-- Start of Source material --

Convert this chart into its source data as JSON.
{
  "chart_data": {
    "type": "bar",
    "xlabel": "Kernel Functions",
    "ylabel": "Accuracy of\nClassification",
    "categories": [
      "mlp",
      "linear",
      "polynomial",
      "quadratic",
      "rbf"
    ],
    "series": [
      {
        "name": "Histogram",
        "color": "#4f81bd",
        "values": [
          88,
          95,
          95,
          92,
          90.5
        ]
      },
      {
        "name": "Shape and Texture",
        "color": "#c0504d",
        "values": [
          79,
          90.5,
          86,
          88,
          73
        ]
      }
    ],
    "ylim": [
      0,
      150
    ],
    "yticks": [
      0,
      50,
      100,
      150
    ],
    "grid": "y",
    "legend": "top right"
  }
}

-- End of Source material --

Objective: The lines to collect are those holding the string "name"; copy them all.

Worked solution:
        "name": "Histogram",
        "name": "Shape and Texture",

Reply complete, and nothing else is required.